[TASK ITEM] Each line below should be set down again unchanged.

Items listed in a dataset:
# # #

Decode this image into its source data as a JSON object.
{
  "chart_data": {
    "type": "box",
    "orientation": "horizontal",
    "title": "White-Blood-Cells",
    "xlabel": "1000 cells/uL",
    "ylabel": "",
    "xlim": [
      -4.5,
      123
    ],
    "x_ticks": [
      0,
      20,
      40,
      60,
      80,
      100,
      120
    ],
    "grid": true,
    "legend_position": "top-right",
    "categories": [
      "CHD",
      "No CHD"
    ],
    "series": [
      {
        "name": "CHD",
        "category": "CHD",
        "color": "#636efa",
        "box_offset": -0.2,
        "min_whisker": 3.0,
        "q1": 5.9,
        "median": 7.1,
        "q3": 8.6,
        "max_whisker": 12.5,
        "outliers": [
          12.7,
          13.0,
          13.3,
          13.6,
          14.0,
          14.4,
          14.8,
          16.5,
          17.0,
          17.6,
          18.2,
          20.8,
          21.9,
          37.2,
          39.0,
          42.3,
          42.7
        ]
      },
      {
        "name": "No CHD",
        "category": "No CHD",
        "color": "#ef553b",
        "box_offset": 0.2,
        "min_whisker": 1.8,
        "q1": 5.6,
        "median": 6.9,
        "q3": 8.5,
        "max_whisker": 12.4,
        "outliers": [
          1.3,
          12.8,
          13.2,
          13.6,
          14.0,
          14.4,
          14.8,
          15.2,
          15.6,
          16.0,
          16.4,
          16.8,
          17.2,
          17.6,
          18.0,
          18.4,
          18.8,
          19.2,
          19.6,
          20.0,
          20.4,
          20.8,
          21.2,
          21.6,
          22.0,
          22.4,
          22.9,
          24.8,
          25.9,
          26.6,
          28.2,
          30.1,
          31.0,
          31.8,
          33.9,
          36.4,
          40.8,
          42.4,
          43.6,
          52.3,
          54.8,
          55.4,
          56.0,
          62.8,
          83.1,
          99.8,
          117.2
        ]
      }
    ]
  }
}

# # #

[PROBLEM SOLUTION]
Decode this image into its source data as a JSON object.
{
  "chart_data": {
    "type": "box",
    "orientation": "horizontal",
    "title": "White-Blood-Cells",
    "xlabel": "1000 cells/uL",
    "ylabel": "",
    "xlim": [
      -4.5,
      123
    ],
    "x_ticks": [
      0,
      20,
      40,
      60,
      80,
      100,
      120
    ],
    "grid": true,
    "legend_position": "top-right",
    "categories": [
      "CHD",
      "No CHD"
    ],
    "series": [
      {
        "name": "CHD",
        "category": "CHD",
        "color": "#636efa",
        "box_offset": -0.2,
        "min_whisker": 3.0,
        "q1": 5.9,
        "median": 7.1,
        "q3": 8.6,
        "max_whisker": 12.5,
        "outliers": [
          12.7,
          13.0,
          13.3,
          13.6,
          14.0,
          14.4,
          14.8,
          16.5,
          17.0,
          17.6,
          18.2,
          20.8,
          21.9,
          37.2,
          39.0,
          42.3,
          42.7
        ]
      },
      {
        "name": "No CHD",
        "category": "No CHD",
        "color": "#ef553b",
        "box_offset": 0.2,
        "min_whisker": 1.8,
        "q1": 5.6,
        "median": 6.9,
        "q3": 8.5,
        "max_whisker": 12.4,
        "outliers": [
          1.3,
          12.8,
          13.2,
          13.6,
          14.0,
          14.4,
          14.8,
          15.2,
          15.6,
          16.0,
          16.4,
          16.8,
          17.2,
          17.6,
          18.0,
          18.4,
          18.8,
          19.2,
          19.6,
          20.0,
          20.4,
          20.8,
          21.2,
          21.6,
          22.0,
          22.4,
          22.9,
          24.8,
          25.9,
          26.6,
          28.2,
          30.1,
          31.0,
          31.8,
          33.9,
          36.4,
          40.8,
          42.4,
          43.6,
          52.3,
          54.8,
          55.4,
          56.0,
          62.8,
          83.1,
          99.8,
          117.2
        ]
      }
    ]
  }
}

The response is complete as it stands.